- **Written exercise**: Count how many lines include "swimming" and answer with that number only.

** START Raw records **

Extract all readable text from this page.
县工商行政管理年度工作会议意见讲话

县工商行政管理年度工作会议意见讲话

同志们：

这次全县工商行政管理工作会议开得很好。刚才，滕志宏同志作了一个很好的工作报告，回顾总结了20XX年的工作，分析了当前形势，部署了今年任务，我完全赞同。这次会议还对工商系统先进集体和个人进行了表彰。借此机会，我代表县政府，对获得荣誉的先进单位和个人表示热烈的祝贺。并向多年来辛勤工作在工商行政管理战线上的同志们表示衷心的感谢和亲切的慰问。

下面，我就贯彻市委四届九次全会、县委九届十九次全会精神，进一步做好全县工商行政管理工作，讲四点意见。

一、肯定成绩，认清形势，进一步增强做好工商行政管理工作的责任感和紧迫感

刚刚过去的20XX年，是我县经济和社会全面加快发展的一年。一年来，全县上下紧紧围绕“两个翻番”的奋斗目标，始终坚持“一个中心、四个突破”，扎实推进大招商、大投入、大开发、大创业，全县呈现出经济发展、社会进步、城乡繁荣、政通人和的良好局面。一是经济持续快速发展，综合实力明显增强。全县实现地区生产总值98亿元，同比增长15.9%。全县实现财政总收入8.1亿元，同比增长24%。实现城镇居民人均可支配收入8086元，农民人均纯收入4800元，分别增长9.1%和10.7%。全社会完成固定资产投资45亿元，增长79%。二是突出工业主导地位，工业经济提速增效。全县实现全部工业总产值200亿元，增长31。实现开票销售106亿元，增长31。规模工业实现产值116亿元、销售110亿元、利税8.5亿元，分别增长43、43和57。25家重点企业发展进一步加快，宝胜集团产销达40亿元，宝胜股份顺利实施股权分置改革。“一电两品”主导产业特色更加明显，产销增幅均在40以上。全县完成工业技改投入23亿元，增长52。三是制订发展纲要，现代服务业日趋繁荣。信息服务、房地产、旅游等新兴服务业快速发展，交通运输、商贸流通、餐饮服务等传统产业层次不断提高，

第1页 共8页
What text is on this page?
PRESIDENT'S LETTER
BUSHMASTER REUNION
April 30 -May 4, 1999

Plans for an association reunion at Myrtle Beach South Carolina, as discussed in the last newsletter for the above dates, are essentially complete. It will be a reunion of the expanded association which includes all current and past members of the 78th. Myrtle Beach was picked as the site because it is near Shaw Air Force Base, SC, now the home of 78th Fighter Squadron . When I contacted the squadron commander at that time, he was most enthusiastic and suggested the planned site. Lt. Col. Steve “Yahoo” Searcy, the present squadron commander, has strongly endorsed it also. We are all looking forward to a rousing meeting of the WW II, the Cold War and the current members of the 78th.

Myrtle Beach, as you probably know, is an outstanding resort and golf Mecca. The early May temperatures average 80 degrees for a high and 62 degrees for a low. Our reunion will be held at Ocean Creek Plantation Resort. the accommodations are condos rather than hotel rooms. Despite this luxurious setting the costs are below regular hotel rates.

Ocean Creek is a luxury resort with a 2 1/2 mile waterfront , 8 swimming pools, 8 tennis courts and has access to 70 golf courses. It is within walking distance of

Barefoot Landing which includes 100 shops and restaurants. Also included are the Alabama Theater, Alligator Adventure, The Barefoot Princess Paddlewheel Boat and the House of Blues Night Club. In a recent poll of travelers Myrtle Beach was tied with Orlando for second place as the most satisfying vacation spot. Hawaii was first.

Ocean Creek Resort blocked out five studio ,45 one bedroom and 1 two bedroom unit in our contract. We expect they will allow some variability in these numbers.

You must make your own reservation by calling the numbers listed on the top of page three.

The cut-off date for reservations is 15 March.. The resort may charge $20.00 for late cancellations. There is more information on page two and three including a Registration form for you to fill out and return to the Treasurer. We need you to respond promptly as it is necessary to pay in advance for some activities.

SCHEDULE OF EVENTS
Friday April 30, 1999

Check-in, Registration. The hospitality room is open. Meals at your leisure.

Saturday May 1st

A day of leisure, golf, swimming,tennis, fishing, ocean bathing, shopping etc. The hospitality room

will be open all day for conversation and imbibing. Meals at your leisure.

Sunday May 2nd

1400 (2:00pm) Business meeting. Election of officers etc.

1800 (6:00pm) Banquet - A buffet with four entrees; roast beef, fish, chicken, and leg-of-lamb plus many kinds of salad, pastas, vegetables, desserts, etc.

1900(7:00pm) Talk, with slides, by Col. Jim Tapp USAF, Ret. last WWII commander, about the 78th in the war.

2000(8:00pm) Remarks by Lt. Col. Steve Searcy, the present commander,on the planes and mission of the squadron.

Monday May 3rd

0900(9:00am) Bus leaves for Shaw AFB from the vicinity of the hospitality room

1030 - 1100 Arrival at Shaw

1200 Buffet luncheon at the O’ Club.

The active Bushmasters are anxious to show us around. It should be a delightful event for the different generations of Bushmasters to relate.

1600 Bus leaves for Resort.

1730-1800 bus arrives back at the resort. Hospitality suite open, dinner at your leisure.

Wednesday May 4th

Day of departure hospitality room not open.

** END Raw records **

- **Task response**: 2